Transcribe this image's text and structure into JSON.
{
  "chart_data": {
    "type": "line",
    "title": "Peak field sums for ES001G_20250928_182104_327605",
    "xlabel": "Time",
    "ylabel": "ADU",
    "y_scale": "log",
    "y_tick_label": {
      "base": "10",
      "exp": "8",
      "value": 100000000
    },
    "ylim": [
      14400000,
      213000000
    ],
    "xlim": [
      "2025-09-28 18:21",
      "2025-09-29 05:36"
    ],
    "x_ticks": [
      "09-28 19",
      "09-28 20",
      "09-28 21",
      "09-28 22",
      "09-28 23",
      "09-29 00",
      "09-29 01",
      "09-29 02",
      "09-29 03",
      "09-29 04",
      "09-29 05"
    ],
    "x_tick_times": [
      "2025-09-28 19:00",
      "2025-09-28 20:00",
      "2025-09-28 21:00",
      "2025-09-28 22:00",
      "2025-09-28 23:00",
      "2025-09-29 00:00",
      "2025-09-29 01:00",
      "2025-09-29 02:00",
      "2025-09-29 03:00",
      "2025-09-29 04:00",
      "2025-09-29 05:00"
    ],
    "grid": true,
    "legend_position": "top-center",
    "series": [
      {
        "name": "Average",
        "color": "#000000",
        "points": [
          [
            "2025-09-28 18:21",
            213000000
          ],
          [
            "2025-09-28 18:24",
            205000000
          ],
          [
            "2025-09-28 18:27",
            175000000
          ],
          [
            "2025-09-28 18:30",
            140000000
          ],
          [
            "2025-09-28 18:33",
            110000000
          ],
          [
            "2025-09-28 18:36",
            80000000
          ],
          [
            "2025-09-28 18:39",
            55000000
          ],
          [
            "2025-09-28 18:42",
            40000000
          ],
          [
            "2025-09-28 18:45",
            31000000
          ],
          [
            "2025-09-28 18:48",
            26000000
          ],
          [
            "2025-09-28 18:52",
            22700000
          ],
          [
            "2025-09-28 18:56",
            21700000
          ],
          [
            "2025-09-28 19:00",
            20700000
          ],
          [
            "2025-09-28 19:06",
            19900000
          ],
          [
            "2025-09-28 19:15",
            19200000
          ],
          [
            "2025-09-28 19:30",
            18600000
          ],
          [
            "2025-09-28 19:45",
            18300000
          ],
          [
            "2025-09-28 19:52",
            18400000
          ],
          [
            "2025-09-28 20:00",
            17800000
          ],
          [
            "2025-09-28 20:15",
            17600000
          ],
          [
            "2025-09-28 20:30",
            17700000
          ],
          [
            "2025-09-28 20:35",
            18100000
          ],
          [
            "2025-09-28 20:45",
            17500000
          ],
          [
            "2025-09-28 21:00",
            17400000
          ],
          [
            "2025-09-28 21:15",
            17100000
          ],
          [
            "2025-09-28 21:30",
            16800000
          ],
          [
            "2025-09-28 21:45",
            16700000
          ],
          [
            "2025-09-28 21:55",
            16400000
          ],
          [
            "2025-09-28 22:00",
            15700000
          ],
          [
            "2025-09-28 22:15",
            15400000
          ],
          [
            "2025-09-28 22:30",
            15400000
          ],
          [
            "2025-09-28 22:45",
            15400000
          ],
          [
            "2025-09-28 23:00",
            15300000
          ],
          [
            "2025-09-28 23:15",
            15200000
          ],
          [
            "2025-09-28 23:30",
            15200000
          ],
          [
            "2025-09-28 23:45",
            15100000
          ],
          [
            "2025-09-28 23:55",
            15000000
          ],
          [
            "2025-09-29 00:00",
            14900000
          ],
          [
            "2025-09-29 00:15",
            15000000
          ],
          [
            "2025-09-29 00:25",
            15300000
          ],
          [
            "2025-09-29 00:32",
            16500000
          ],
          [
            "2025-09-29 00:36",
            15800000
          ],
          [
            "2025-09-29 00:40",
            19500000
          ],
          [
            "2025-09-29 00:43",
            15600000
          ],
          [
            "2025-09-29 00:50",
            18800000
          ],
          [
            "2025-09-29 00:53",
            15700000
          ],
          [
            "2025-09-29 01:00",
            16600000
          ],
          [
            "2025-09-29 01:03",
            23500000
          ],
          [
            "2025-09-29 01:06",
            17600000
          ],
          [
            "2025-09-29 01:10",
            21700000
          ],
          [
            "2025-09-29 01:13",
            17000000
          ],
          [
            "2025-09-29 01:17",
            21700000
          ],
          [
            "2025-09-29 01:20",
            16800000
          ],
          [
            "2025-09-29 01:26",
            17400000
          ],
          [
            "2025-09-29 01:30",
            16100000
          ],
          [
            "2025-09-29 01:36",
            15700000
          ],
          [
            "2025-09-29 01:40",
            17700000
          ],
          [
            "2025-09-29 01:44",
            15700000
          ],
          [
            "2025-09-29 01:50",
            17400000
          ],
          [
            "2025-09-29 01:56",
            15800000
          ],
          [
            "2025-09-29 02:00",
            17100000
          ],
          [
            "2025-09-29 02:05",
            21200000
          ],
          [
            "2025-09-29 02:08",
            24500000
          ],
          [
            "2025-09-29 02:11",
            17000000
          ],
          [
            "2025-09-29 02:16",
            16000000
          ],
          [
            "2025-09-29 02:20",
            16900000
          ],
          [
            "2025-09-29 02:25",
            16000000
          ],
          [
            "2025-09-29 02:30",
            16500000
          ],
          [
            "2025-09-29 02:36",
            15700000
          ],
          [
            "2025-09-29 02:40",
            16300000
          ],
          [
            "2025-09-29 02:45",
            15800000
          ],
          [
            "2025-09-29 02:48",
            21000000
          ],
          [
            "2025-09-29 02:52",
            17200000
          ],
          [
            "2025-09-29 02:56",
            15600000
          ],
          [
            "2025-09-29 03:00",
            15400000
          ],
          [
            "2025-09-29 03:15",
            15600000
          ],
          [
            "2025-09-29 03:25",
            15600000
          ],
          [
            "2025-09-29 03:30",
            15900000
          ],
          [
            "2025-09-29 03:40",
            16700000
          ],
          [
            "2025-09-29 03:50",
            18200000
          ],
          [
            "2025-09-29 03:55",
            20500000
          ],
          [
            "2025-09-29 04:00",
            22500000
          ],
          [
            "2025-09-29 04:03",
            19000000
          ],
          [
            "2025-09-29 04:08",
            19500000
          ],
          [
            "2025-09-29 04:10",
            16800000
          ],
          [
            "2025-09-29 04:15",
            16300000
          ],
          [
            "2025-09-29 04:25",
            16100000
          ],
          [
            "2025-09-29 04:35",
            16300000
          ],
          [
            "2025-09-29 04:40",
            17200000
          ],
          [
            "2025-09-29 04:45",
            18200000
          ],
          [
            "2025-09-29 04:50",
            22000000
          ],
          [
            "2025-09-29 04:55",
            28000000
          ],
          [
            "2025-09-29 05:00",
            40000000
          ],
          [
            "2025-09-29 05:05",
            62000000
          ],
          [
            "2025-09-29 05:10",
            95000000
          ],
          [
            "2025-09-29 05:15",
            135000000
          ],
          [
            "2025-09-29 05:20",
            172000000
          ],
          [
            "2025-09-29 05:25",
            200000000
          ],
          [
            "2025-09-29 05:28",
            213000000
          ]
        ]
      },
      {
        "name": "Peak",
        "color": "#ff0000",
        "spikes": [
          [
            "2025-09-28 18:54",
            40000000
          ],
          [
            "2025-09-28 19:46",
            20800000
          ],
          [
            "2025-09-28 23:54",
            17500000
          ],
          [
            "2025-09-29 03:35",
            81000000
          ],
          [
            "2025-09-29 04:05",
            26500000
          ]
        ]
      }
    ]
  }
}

────────────────

GOAL: Extract all lines that hold the word "Peak".

EXERCISE SOLUTION:
    "title": "Peak field sums for ES001G_20250928_182104_327605",
        "name": "Peak",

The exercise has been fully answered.